▶ **Structured figure records**:
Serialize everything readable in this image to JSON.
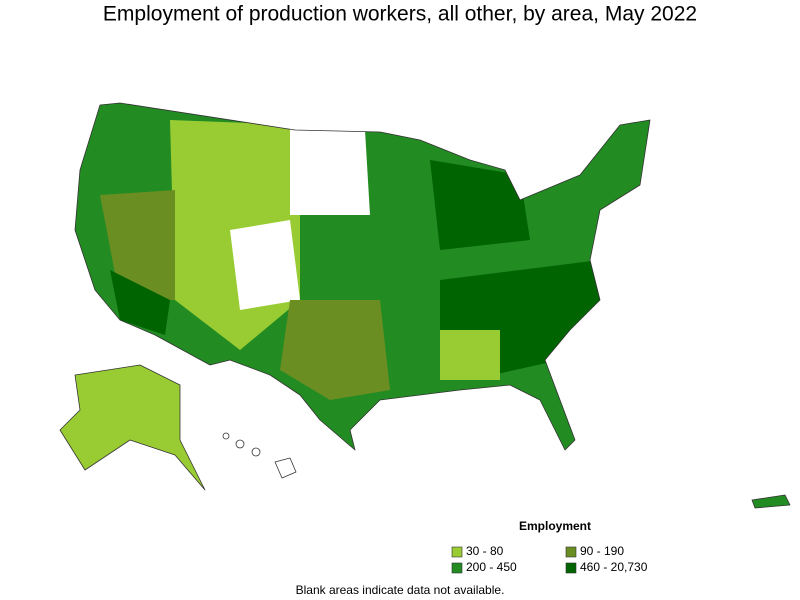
{
  "title": "Employment of production workers, all other, by area, May 2022",
  "legend": {
    "title": "Employment",
    "items": [
      {
        "label": "30 - 80",
        "color": "#99cc33"
      },
      {
        "label": "90 - 190",
        "color": "#6b8e23"
      },
      {
        "label": "200 - 450",
        "color": "#228b22"
      },
      {
        "label": "460 - 20,730",
        "color": "#006400"
      }
    ]
  },
  "note": "Blank areas indicate data not available."
}
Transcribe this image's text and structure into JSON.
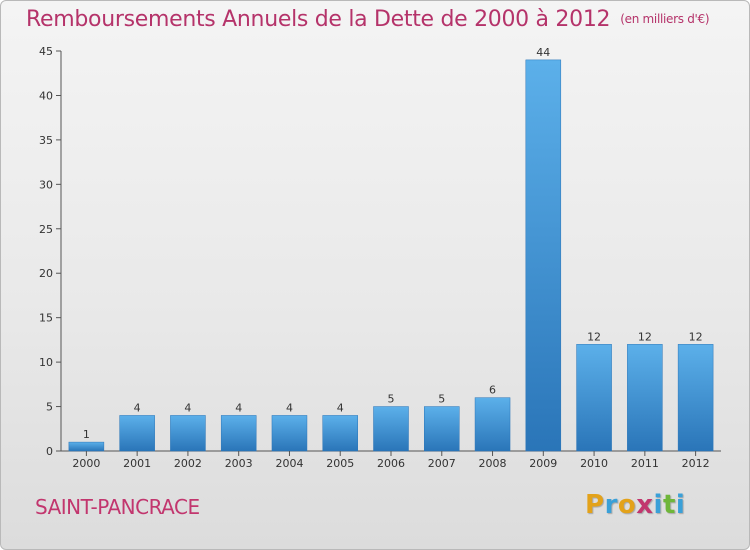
{
  "header": {
    "title": "Remboursements Annuels de la Dette de 2000 à 2012",
    "unit": "(en milliers d'€)"
  },
  "footer": {
    "commune": "SAINT-PANCRACE",
    "logo": [
      "P",
      "r",
      "o",
      "x",
      "i",
      "t",
      "i"
    ],
    "logo_colors": [
      "#e3a21a",
      "#3aa0d8",
      "#e3a21a",
      "#c2366e",
      "#3aa0d8",
      "#6fb63a",
      "#3aa0d8"
    ]
  },
  "colors": {
    "bar": "#3d93d6",
    "bar_light": "#5cb0ea",
    "bar_dark": "#2a75b8"
  },
  "chart_data": {
    "type": "bar",
    "title": "Remboursements Annuels de la Dette de 2000 à 2012",
    "categories": [
      "2000",
      "2001",
      "2002",
      "2003",
      "2004",
      "2005",
      "2006",
      "2007",
      "2008",
      "2009",
      "2010",
      "2011",
      "2012"
    ],
    "values": [
      1,
      4,
      4,
      4,
      4,
      4,
      5,
      5,
      6,
      44,
      12,
      12,
      12
    ],
    "data_labels": [
      "1",
      "4",
      "4",
      "4",
      "4",
      "4",
      "5",
      "5",
      "6",
      "44",
      "12",
      "12",
      "12"
    ],
    "ylim": [
      0,
      45
    ],
    "yticks": [
      0,
      5,
      10,
      15,
      20,
      25,
      30,
      35,
      40,
      45
    ],
    "grid": false
  }
}
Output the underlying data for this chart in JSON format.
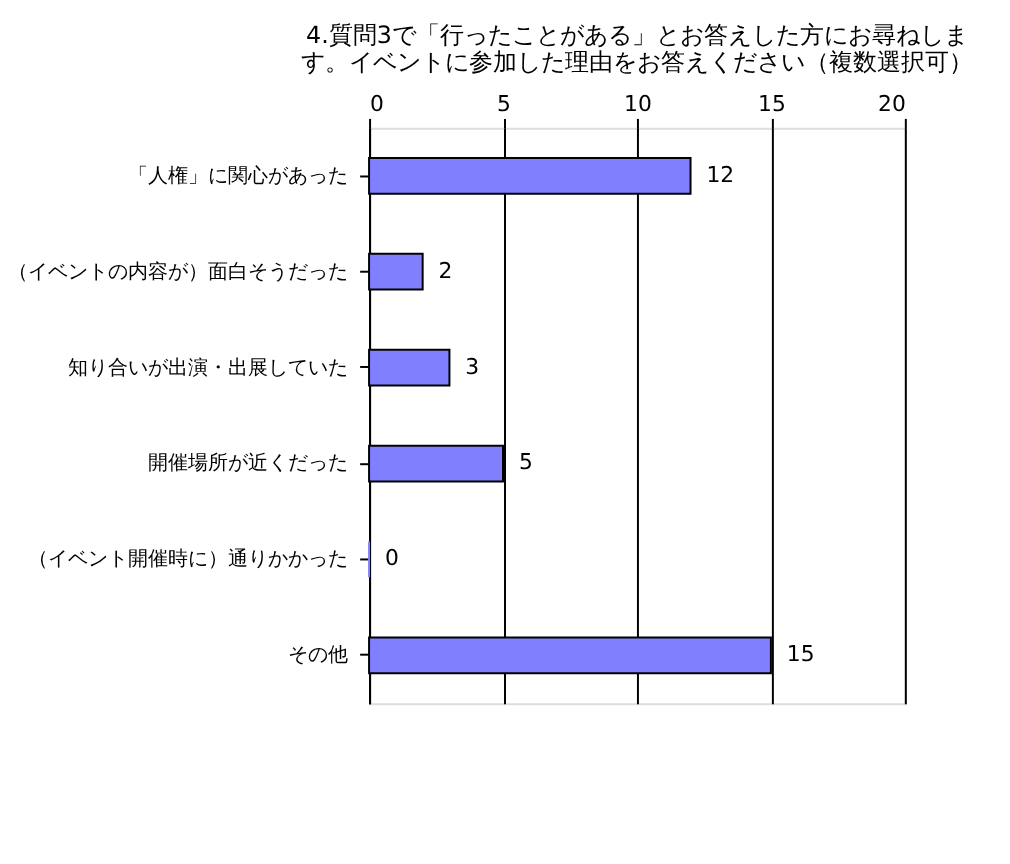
{
  "chart_data": {
    "type": "bar",
    "orientation": "horizontal",
    "title": "4.質問3で「行ったことがある」とお答えした方にお尋ねします。イベントに参加した理由をお答えください（複数選択可）",
    "categories": [
      "「人権」に関心があった",
      "（イベントの内容が）面白そうだった",
      "知り合いが出演・出展していた",
      "開催場所が近くだった",
      "（イベント開催時に）通りかかった",
      "その他"
    ],
    "values": [
      12,
      2,
      3,
      5,
      0,
      15
    ],
    "color": "#8080ff",
    "xlim": [
      0,
      20
    ],
    "xticks": [
      0,
      5,
      10,
      15,
      20
    ],
    "grid": "x",
    "data_labels": true
  }
}
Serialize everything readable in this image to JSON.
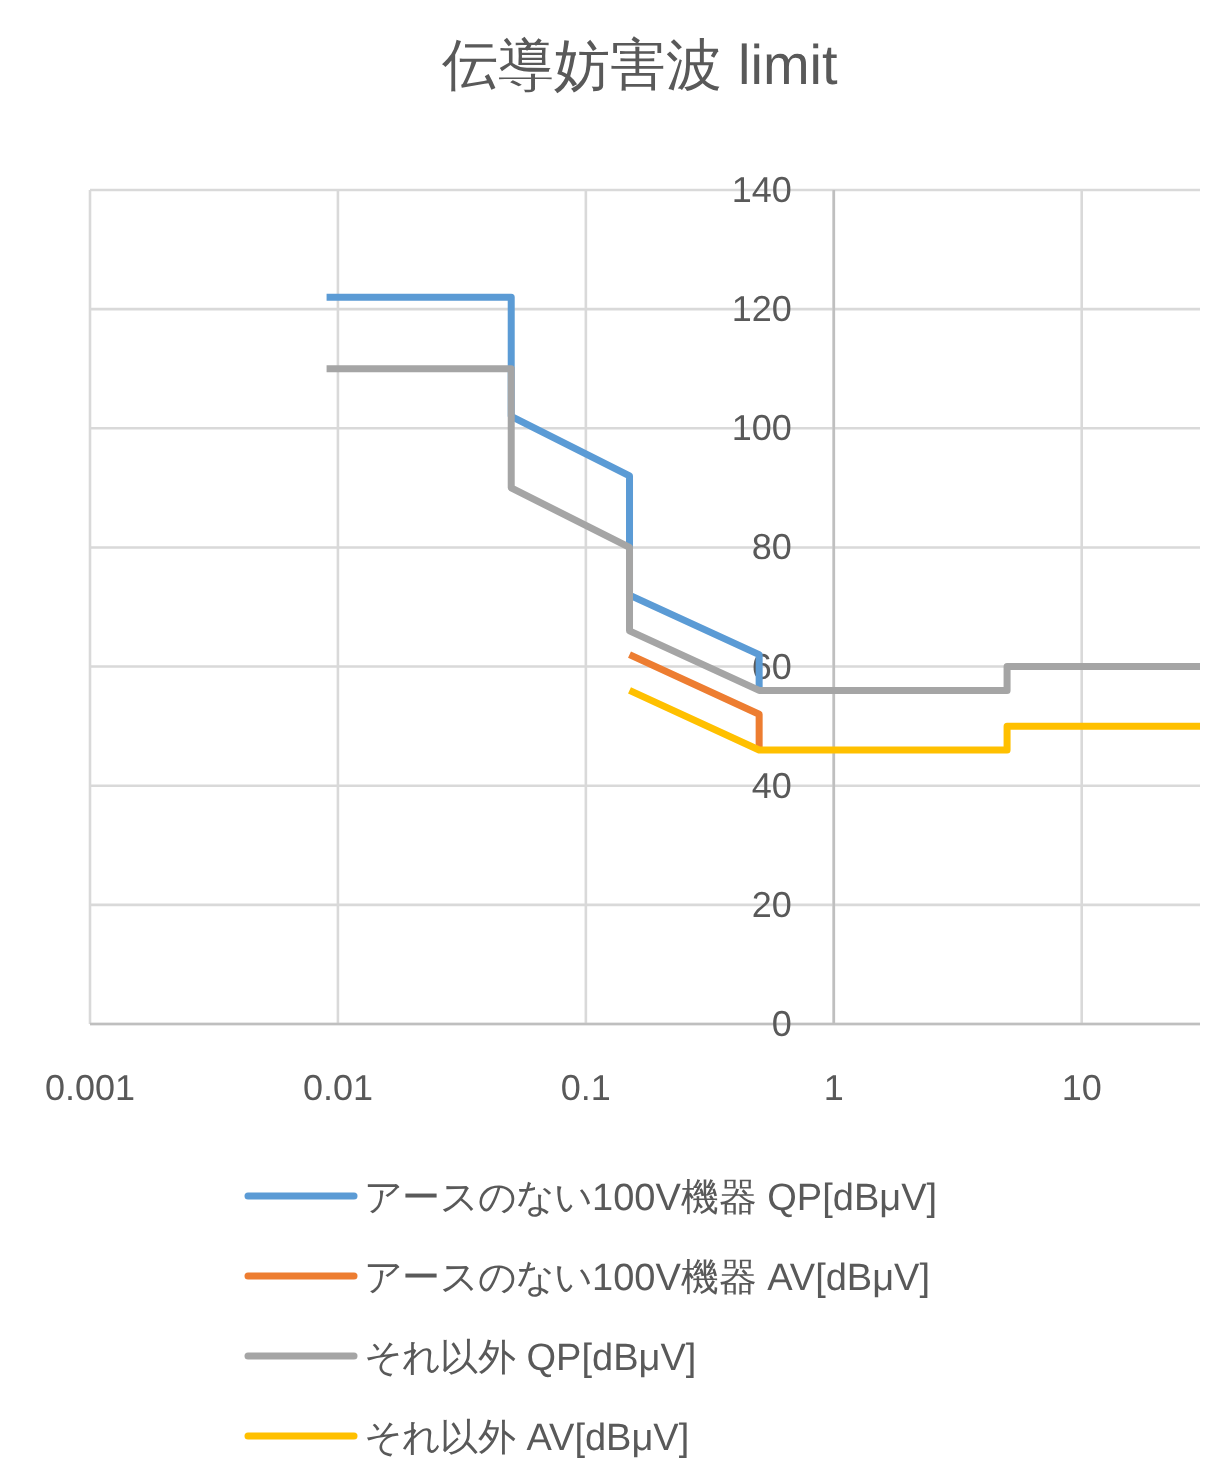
{
  "chart_data": {
    "type": "line",
    "title": "伝導妨害波 limit",
    "log": "x",
    "xlim": [
      0.001,
      30
    ],
    "xticks": [
      0.001,
      0.01,
      0.1,
      1,
      10
    ],
    "ylim": [
      0,
      140
    ],
    "yticks": [
      0,
      20,
      40,
      60,
      80,
      100,
      120,
      140
    ],
    "grid": true,
    "legend": "bottom",
    "marker": "none",
    "line_style": "solid",
    "series": [
      {
        "name": "アースのない100V機器 QP[dBμV]",
        "color": "#5b9bd5",
        "x": [
          0.009,
          0.05,
          0.05,
          0.15,
          0.15,
          0.5,
          0.5
        ],
        "values": [
          122,
          122,
          102,
          92,
          72,
          62,
          56
        ]
      },
      {
        "name": "アースのない100V機器 AV[dBμV]",
        "color": "#ed7d31",
        "x": [
          0.15,
          0.5,
          0.5
        ],
        "values": [
          62,
          52,
          46
        ]
      },
      {
        "name": "それ以外 QP[dBμV]",
        "color": "#a5a5a5",
        "x": [
          0.009,
          0.05,
          0.05,
          0.15,
          0.15,
          0.5,
          5,
          5,
          30
        ],
        "values": [
          110,
          110,
          90,
          80,
          66,
          56,
          56,
          60,
          60
        ]
      },
      {
        "name": "それ以外 AV[dBμV]",
        "color": "#ffc000",
        "x": [
          0.15,
          0.5,
          5,
          5,
          30
        ],
        "values": [
          56,
          46,
          46,
          50,
          50
        ]
      }
    ]
  }
}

▶ **Brief**:
Where a line above holds the string "JSON", show that line.

▶ **Solution to this exercise**:
Serialize everything readable in this image to JSON.
Transcribe this image's text and structure into JSON.
Output the underlying data for this chart in JSON format.
Serialize everything readable in this image to JSON.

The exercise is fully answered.